--- GIVEN RECORDS ---
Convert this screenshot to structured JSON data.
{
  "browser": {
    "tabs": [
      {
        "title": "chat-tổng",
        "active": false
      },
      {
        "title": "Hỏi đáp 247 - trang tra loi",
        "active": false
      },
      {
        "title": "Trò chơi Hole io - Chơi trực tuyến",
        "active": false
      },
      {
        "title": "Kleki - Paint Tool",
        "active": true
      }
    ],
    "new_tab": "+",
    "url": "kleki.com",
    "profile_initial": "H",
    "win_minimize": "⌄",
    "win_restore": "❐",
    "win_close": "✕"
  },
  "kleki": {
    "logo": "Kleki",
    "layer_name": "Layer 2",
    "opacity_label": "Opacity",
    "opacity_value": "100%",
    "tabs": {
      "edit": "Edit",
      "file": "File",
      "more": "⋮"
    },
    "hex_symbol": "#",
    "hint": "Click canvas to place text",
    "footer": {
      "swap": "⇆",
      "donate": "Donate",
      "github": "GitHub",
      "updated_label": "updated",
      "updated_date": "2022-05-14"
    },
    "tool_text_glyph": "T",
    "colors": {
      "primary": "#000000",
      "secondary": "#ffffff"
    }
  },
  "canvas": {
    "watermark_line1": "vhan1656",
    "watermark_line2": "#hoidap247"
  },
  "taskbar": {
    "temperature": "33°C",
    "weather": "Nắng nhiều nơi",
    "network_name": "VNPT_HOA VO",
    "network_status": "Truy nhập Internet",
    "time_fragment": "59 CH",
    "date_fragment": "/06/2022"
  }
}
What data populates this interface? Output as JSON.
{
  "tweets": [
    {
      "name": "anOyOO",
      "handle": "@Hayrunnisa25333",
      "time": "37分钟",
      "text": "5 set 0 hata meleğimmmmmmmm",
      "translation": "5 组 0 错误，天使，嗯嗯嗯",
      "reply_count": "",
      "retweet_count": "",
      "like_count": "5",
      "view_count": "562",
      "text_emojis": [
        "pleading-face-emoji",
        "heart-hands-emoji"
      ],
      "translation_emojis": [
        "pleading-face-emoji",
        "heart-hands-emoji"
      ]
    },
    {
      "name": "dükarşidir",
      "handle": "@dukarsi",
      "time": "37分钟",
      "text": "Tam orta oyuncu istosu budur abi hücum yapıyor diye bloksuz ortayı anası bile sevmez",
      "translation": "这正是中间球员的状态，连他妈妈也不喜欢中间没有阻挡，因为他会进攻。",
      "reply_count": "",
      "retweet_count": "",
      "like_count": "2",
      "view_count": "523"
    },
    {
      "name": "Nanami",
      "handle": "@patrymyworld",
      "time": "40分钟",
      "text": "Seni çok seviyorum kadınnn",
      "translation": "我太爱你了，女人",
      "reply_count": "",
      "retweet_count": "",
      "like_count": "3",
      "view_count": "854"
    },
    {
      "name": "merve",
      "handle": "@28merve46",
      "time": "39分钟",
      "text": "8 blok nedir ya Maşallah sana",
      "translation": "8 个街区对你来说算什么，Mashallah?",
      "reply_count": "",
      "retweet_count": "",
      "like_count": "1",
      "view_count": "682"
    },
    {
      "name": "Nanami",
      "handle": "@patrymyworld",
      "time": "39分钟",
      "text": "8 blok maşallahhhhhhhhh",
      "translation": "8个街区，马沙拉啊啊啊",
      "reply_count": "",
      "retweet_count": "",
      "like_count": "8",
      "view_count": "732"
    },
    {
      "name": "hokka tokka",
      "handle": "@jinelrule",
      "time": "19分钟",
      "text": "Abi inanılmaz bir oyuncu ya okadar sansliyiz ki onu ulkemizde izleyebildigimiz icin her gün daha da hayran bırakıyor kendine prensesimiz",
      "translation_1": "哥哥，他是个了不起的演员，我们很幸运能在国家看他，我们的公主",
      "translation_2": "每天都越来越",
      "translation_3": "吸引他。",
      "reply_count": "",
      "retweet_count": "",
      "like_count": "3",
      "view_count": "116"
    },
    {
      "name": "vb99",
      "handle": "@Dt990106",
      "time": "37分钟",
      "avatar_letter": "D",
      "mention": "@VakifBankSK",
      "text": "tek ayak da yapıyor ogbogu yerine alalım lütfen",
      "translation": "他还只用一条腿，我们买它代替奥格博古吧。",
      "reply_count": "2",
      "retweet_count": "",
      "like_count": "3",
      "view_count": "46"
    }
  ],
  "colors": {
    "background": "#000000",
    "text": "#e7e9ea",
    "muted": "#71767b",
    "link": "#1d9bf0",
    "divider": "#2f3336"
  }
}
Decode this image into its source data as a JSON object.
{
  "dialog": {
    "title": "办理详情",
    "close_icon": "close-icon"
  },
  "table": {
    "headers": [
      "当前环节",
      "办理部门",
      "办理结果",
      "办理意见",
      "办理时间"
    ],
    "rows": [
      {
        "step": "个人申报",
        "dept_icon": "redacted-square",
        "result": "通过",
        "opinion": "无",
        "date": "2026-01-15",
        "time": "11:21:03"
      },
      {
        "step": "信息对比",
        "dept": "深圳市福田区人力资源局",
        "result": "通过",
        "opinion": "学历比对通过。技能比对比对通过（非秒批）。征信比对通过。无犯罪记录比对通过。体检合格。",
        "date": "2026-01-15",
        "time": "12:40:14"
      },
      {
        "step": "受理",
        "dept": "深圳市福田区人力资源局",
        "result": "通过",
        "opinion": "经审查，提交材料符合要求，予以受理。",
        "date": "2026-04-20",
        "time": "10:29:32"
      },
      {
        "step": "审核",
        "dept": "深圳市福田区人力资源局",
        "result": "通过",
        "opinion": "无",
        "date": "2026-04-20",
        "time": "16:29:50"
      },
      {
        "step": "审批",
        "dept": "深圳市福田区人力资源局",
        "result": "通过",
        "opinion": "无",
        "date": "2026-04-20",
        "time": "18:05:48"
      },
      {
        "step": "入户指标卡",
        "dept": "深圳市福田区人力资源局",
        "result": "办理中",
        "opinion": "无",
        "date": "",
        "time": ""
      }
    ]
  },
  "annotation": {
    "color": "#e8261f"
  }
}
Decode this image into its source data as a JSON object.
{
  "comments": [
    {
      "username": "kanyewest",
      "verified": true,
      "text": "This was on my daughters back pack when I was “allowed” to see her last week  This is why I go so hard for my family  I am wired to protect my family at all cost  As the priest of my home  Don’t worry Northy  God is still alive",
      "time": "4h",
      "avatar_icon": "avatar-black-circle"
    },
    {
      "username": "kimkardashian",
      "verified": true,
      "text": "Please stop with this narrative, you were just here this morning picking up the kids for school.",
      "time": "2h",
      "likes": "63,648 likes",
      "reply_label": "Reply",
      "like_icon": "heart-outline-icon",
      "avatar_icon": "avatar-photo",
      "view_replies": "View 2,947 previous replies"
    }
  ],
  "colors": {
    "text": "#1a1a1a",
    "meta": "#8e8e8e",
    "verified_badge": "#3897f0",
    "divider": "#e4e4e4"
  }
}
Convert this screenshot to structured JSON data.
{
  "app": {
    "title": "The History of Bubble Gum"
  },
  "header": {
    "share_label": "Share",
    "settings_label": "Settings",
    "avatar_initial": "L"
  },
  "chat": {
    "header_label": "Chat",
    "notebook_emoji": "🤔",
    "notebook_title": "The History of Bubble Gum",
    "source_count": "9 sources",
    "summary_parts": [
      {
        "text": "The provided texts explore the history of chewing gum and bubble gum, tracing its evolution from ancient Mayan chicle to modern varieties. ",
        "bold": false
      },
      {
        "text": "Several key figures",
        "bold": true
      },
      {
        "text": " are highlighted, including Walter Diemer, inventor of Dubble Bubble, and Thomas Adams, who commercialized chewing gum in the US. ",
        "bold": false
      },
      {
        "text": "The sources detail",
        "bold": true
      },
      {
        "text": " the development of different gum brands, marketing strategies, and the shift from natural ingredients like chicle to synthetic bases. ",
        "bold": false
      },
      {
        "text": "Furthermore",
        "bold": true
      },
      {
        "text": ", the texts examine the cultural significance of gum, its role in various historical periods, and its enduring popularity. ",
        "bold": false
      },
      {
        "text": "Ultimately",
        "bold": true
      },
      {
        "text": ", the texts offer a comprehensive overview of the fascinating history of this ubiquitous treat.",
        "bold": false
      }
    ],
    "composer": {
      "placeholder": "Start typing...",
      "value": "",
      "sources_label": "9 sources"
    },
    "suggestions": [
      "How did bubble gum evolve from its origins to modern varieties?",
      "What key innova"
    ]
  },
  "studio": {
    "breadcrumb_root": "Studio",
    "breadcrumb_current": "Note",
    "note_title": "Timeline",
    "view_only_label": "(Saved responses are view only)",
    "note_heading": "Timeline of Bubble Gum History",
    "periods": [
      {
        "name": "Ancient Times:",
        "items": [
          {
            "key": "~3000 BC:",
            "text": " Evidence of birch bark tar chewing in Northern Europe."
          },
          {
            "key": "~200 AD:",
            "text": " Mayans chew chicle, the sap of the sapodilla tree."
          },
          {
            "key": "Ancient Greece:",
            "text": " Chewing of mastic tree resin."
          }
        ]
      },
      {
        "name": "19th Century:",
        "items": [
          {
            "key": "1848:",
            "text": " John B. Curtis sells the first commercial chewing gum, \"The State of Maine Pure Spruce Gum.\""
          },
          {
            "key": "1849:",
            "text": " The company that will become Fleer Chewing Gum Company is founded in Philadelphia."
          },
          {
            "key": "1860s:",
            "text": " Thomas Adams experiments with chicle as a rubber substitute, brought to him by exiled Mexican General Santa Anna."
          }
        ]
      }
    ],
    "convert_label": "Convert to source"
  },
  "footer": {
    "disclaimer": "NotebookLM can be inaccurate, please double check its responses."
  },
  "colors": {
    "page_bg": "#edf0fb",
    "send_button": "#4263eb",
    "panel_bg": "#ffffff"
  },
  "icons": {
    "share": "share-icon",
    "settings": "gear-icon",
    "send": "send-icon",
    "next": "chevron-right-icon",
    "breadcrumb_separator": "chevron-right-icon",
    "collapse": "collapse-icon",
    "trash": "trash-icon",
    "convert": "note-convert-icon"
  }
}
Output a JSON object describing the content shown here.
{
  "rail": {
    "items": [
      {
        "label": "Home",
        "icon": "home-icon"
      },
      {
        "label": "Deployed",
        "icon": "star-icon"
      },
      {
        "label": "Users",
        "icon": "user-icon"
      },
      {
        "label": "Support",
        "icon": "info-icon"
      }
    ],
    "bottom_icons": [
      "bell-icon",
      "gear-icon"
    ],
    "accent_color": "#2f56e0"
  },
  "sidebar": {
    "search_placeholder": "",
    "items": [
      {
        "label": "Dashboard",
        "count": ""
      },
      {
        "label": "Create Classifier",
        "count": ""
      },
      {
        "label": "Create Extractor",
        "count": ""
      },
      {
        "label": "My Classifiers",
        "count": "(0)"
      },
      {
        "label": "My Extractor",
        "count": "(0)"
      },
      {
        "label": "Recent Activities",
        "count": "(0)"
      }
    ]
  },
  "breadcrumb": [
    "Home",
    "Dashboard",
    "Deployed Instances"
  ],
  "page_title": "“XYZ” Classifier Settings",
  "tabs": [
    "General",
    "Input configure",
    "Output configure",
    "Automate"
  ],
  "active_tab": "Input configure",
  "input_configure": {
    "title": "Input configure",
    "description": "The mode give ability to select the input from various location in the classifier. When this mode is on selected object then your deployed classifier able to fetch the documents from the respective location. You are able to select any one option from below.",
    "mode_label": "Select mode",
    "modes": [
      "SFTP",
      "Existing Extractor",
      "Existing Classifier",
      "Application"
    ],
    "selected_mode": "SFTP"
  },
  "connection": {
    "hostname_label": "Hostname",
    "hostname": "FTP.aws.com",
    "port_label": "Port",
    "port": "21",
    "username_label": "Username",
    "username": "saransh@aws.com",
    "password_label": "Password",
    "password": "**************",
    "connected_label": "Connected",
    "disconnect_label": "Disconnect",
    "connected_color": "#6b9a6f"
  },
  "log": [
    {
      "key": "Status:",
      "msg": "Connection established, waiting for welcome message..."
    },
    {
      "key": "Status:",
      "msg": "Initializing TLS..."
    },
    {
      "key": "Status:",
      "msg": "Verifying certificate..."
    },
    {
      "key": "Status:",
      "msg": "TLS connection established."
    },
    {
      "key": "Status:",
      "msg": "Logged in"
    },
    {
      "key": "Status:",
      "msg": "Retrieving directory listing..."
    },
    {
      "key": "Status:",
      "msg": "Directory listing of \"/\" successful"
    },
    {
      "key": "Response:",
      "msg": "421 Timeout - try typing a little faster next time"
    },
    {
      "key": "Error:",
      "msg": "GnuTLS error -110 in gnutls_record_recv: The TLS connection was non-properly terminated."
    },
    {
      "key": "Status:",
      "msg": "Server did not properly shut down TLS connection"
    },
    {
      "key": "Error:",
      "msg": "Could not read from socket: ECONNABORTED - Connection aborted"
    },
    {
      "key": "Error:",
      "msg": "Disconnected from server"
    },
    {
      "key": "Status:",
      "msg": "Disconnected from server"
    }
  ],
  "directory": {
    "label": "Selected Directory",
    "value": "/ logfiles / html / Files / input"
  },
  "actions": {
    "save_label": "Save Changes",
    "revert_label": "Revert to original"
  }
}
---
### EXERCISE BRIEF
Find how many of the lines above have the word "chicle" in them. State only that number.

### THE REPLY
4